WHAT YOU WILL DO
Determine how many lines in the data below contain "подпрограммы" and write only that number.

:::

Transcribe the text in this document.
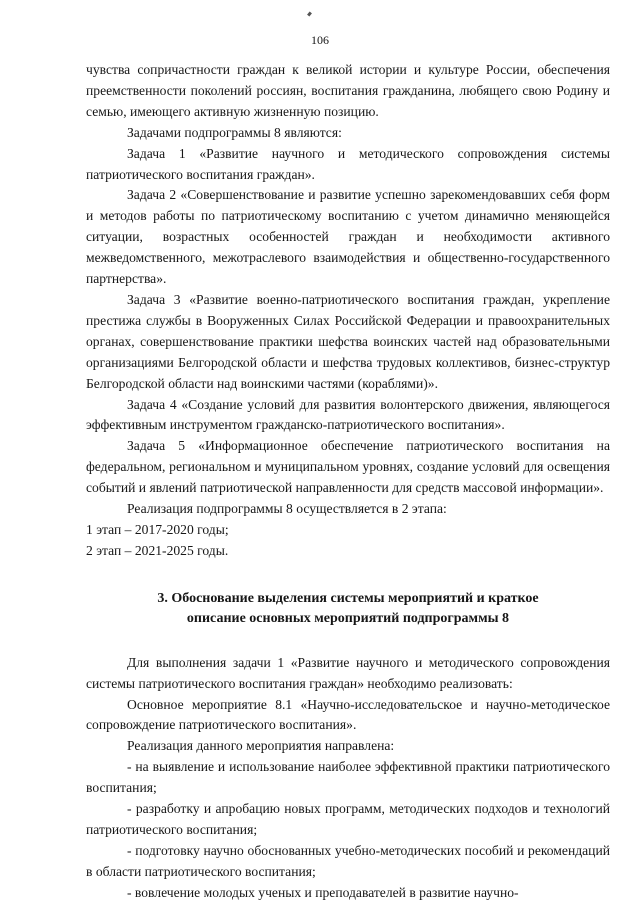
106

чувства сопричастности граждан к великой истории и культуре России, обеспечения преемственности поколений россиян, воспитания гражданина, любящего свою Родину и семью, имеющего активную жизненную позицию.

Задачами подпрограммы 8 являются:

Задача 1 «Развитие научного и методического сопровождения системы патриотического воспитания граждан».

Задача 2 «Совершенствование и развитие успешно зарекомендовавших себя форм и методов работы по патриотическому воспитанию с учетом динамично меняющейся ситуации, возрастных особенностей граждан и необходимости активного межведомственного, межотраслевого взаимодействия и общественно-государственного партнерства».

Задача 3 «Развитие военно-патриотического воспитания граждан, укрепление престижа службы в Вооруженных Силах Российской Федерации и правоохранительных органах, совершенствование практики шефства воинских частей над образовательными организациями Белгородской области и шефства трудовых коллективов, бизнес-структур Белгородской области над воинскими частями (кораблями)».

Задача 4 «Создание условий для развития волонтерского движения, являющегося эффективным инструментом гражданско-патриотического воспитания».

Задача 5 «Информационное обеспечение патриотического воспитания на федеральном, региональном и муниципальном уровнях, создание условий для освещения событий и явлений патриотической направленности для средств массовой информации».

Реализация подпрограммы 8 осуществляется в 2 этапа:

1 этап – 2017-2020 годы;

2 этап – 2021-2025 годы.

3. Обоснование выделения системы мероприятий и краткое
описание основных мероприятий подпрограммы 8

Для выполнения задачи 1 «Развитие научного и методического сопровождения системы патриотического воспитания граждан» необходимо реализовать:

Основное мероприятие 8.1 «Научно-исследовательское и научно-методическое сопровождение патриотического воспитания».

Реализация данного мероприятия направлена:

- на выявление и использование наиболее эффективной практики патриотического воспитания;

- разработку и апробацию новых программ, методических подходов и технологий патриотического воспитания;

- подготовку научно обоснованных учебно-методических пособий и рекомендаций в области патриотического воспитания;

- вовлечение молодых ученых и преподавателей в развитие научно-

:::

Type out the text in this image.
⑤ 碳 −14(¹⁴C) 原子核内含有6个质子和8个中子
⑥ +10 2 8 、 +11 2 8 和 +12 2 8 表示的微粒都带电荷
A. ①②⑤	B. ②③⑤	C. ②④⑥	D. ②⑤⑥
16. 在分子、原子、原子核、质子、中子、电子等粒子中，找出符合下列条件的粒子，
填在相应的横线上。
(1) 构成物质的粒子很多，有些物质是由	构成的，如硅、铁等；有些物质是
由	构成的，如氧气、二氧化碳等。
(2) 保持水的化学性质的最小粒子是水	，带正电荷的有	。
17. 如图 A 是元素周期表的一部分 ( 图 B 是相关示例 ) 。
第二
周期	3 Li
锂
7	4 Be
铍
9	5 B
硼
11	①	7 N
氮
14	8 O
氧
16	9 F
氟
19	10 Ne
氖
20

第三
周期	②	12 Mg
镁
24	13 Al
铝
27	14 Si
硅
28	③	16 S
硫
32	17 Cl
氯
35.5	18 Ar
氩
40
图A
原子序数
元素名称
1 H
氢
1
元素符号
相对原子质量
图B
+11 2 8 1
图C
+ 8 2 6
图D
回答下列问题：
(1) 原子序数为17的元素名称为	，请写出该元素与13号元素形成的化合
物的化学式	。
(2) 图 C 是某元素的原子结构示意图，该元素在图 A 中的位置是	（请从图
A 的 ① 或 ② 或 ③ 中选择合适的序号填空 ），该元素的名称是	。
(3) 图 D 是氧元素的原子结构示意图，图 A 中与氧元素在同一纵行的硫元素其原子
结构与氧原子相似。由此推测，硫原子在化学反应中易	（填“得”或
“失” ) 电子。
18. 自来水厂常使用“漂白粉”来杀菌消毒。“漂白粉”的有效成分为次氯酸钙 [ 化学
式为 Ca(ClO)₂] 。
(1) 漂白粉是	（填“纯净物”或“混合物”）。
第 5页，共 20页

:::

EXERCISE RESULT
3